======== Data provided
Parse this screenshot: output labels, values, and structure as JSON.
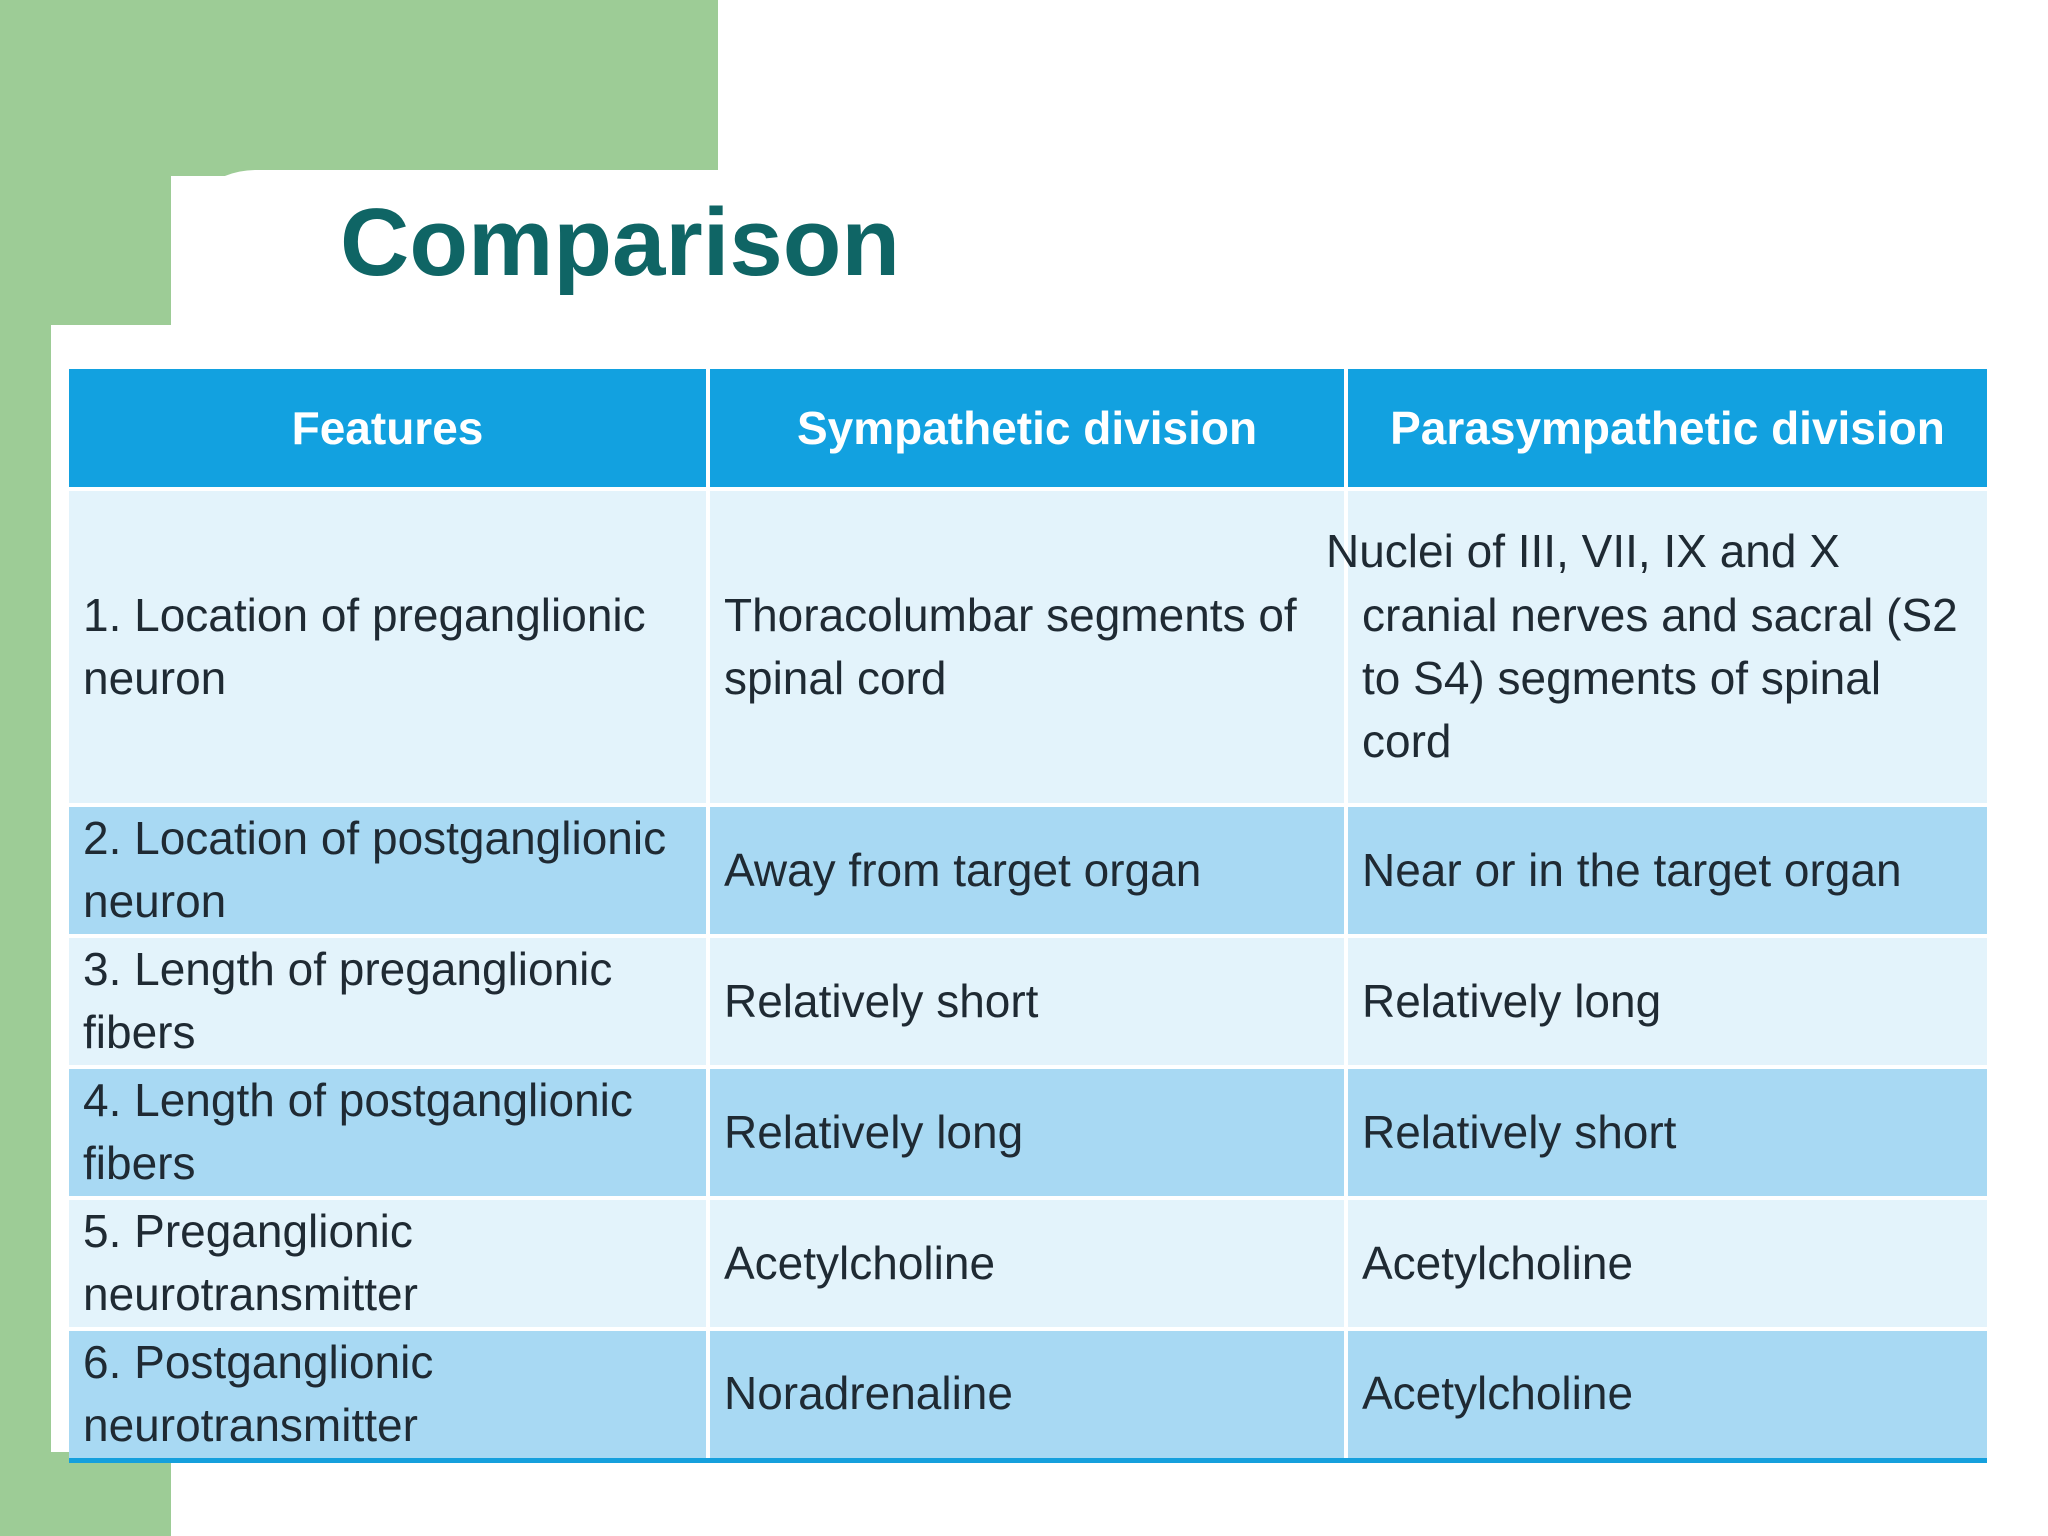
{
  "slide": {
    "title": "Comparison"
  },
  "table": {
    "headers": [
      "Features",
      "Sympathetic division",
      "Parasympathetic division"
    ],
    "rows": [
      [
        "1. Location of preganglionic neuron",
        "Thoracolumbar segments of spinal cord",
        "Nuclei of III, VII, IX and X cranial nerves and sacral (S2 to S4) segments of spinal cord"
      ],
      [
        "2. Location of postganglionic neuron",
        "Away from target organ",
        "Near or in the target organ"
      ],
      [
        "3. Length of preganglionic fibers",
        "Relatively short",
        "Relatively long"
      ],
      [
        "4. Length of postganglionic fibers",
        "Relatively long",
        "Relatively short"
      ],
      [
        "5. Preganglionic neurotransmitter",
        "Acetylcholine",
        "Acetylcholine"
      ],
      [
        "6. Postganglionic neurotransmitter",
        "Noradrenaline",
        "Acetylcholine"
      ]
    ]
  },
  "colors": {
    "background_green": "#9dcc96",
    "title": "#0f6565",
    "header_blue": "#12a1e0",
    "row_light": "#e3f3fb",
    "row_dark": "#a8d9f3"
  }
}
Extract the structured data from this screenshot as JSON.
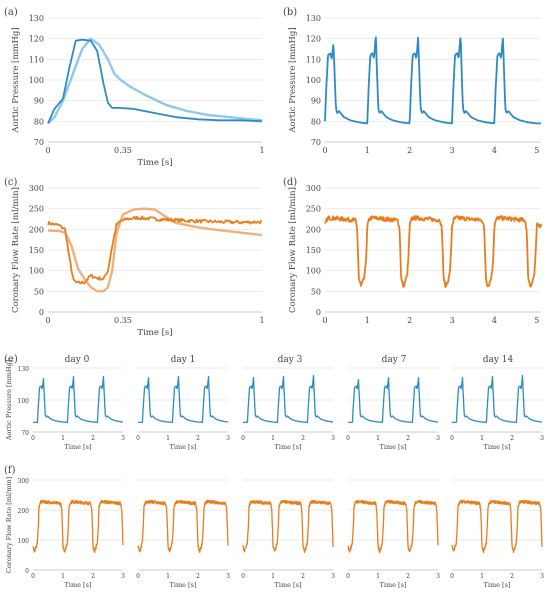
{
  "colors": {
    "pressure": "#2d8bc4",
    "pressure_light": "#8ec8ea",
    "flow": "#e87d1e",
    "flow_light": "#f1b07a",
    "grid": "#e2e2e2",
    "axis": "#bdbdbd"
  },
  "panels": {
    "a": "(a)",
    "b": "(b)",
    "c": "(c)",
    "d": "(d)",
    "e": "(e)",
    "f": "(f)"
  },
  "days": [
    "day 0",
    "day 1",
    "day 3",
    "day 7",
    "day 14"
  ],
  "chart_data": [
    {
      "id": "a",
      "type": "line",
      "xlabel": "Time [s]",
      "ylabel": "Aortic Pressure [mmHg]",
      "xlim": [
        0,
        1
      ],
      "ylim": [
        70,
        130
      ],
      "xticks": [
        0,
        0.35,
        1
      ],
      "xtick_labels": [
        "0",
        "0.35",
        "1"
      ],
      "yticks": [
        70,
        80,
        90,
        100,
        110,
        120,
        130
      ],
      "grid": "horizontal",
      "series": [
        {
          "color": "pressure_light",
          "x": [
            0,
            0.03,
            0.07,
            0.12,
            0.16,
            0.2,
            0.24,
            0.28,
            0.31,
            0.34,
            0.38,
            0.45,
            0.55,
            0.65,
            0.75,
            0.85,
            0.95,
            1
          ],
          "y": [
            79,
            82,
            90,
            104,
            115,
            120,
            117,
            110,
            103,
            100,
            97,
            93,
            88,
            85,
            83,
            82,
            81,
            80.5
          ]
        },
        {
          "color": "pressure",
          "x": [
            0,
            0.03,
            0.07,
            0.1,
            0.13,
            0.16,
            0.2,
            0.23,
            0.26,
            0.28,
            0.3,
            0.33,
            0.4,
            0.5,
            0.6,
            0.7,
            0.8,
            0.9,
            1
          ],
          "y": [
            79,
            86,
            91,
            106,
            119,
            119.5,
            119,
            114,
            98,
            89,
            86.5,
            86.5,
            86,
            84,
            82,
            81,
            80.5,
            80.5,
            80
          ]
        }
      ]
    },
    {
      "id": "b",
      "type": "line",
      "ylabel": "Aortic Pressure [mmHg]",
      "xlim": [
        0,
        5.1
      ],
      "ylim": [
        70,
        130
      ],
      "xticks": [
        0,
        1,
        2,
        3,
        4,
        5
      ],
      "xtick_labels": [
        "0",
        "1",
        "2",
        "3",
        "4",
        "5"
      ],
      "yticks": [
        70,
        80,
        90,
        100,
        110,
        120,
        130
      ],
      "grid": "horizontal",
      "beat_period": 1.0,
      "beat_starts": [
        0.0,
        1.0,
        2.0,
        3.0,
        4.0
      ],
      "peaks": [
        118,
        122,
        121,
        122,
        121
      ],
      "series": [
        {
          "color": "pressure",
          "beat_shape_t": [
            0,
            0.03,
            0.07,
            0.12,
            0.16,
            0.2,
            0.23,
            0.26,
            0.29,
            0.33,
            0.45,
            0.6,
            0.8,
            1.0
          ],
          "beat_shape_y": [
            80,
            96,
            112,
            113,
            110,
            116,
            100,
            86,
            84,
            85,
            82,
            80.5,
            79.5,
            79
          ]
        }
      ]
    },
    {
      "id": "c",
      "type": "line",
      "xlabel": "Time [s]",
      "ylabel": "Coronary Flow Rate [ml/min]",
      "xlim": [
        0,
        1
      ],
      "ylim": [
        0,
        300
      ],
      "xticks": [
        0,
        0.35,
        1
      ],
      "xtick_labels": [
        "0",
        "0.35",
        "1"
      ],
      "yticks": [
        0,
        50,
        100,
        150,
        200,
        250,
        300
      ],
      "grid": "horizontal",
      "series": [
        {
          "color": "flow_light",
          "x": [
            0,
            0.05,
            0.08,
            0.11,
            0.14,
            0.17,
            0.2,
            0.23,
            0.26,
            0.28,
            0.3,
            0.32,
            0.35,
            0.4,
            0.45,
            0.5,
            0.55,
            0.6,
            0.7,
            0.8,
            0.9,
            1
          ],
          "y": [
            197,
            196,
            192,
            160,
            105,
            80,
            60,
            50,
            50,
            60,
            100,
            190,
            236,
            248,
            250,
            248,
            230,
            215,
            205,
            198,
            192,
            186
          ],
          "noise": 0
        },
        {
          "color": "flow",
          "x": [
            0,
            0.05,
            0.08,
            0.1,
            0.12,
            0.14,
            0.17,
            0.2,
            0.23,
            0.26,
            0.28,
            0.3,
            0.32,
            0.34,
            0.37,
            0.42,
            0.5,
            0.6,
            0.7,
            0.8,
            0.9,
            1
          ],
          "y": [
            215,
            210,
            200,
            130,
            75,
            70,
            72,
            88,
            82,
            80,
            100,
            160,
            210,
            220,
            225,
            228,
            225,
            222,
            220,
            218,
            217,
            218
          ],
          "noise": 4
        }
      ]
    },
    {
      "id": "d",
      "type": "line",
      "ylabel": "Coronary Flow Rate [ml/min]",
      "xlim": [
        0,
        5.1
      ],
      "ylim": [
        0,
        300
      ],
      "xticks": [
        0,
        1,
        2,
        3,
        4,
        5
      ],
      "xtick_labels": [
        "0",
        "1",
        "2",
        "3",
        "4",
        "5"
      ],
      "yticks": [
        0,
        50,
        100,
        150,
        200,
        250,
        300
      ],
      "grid": "horizontal",
      "beat_period": 1.0,
      "beat_starts": [
        0.0,
        1.0,
        2.0,
        3.0,
        4.0
      ],
      "series": [
        {
          "color": "flow",
          "noise": 5,
          "beat_shape_t": [
            0,
            0.05,
            0.1,
            0.72,
            0.76,
            0.8,
            0.85,
            0.9,
            0.94,
            0.97,
            1.0
          ],
          "beat_shape_y": [
            210,
            225,
            228,
            222,
            200,
            80,
            62,
            75,
            90,
            130,
            210
          ]
        }
      ]
    },
    {
      "id": "e",
      "type": "line",
      "ylabel": "Aortic Pressure [mmHg]",
      "xlabel": "Time [s]",
      "small_multiples": [
        "day 0",
        "day 1",
        "day 3",
        "day 7",
        "day 14"
      ],
      "xlim": [
        0,
        3
      ],
      "ylim": [
        70,
        130
      ],
      "xticks": [
        0,
        1,
        2,
        3
      ],
      "yticks": [
        70,
        100,
        130
      ],
      "grid": "horizontal",
      "beat_starts": [
        0.15,
        1.15,
        2.15
      ],
      "peaks_by_panel": [
        [
          120,
          122,
          122
        ],
        [
          121,
          122,
          122
        ],
        [
          121,
          122,
          123
        ],
        [
          119,
          121,
          121
        ],
        [
          121,
          122,
          123
        ]
      ],
      "series": [
        {
          "color": "pressure",
          "beat_shape_t": [
            0,
            0.03,
            0.07,
            0.12,
            0.16,
            0.2,
            0.23,
            0.26,
            0.29,
            0.33,
            0.45,
            0.6,
            0.8,
            1.0
          ],
          "beat_shape_y": [
            80,
            96,
            112,
            113,
            110,
            116,
            100,
            86,
            84,
            85,
            82,
            80.5,
            79.5,
            79
          ]
        }
      ]
    },
    {
      "id": "f",
      "type": "line",
      "ylabel": "Coronary Flow Rate [ml/min]",
      "xlabel": "Time [s]",
      "small_multiples": [
        "day 0",
        "day 1",
        "day 3",
        "day 7",
        "day 14"
      ],
      "xlim": [
        0,
        3
      ],
      "ylim": [
        0,
        300
      ],
      "xticks": [
        0,
        1,
        2,
        3
      ],
      "yticks": [
        0,
        100,
        200,
        300
      ],
      "grid": "horizontal",
      "beat_starts": [
        -0.8,
        0.2,
        1.2,
        2.2
      ],
      "series": [
        {
          "color": "flow",
          "noise": 5,
          "beat_shape_t": [
            0,
            0.05,
            0.1,
            0.72,
            0.76,
            0.8,
            0.85,
            0.9,
            0.94,
            0.97,
            1.0
          ],
          "beat_shape_y": [
            210,
            225,
            228,
            222,
            200,
            80,
            62,
            75,
            90,
            130,
            210
          ]
        }
      ]
    }
  ]
}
================
§ What the exercise asks
Copy all lines of the listing above that contain the string "Location".

§ Complete answer
        "1. Location of preganglionic neuron",
        "2. Location of postganglionic neuron",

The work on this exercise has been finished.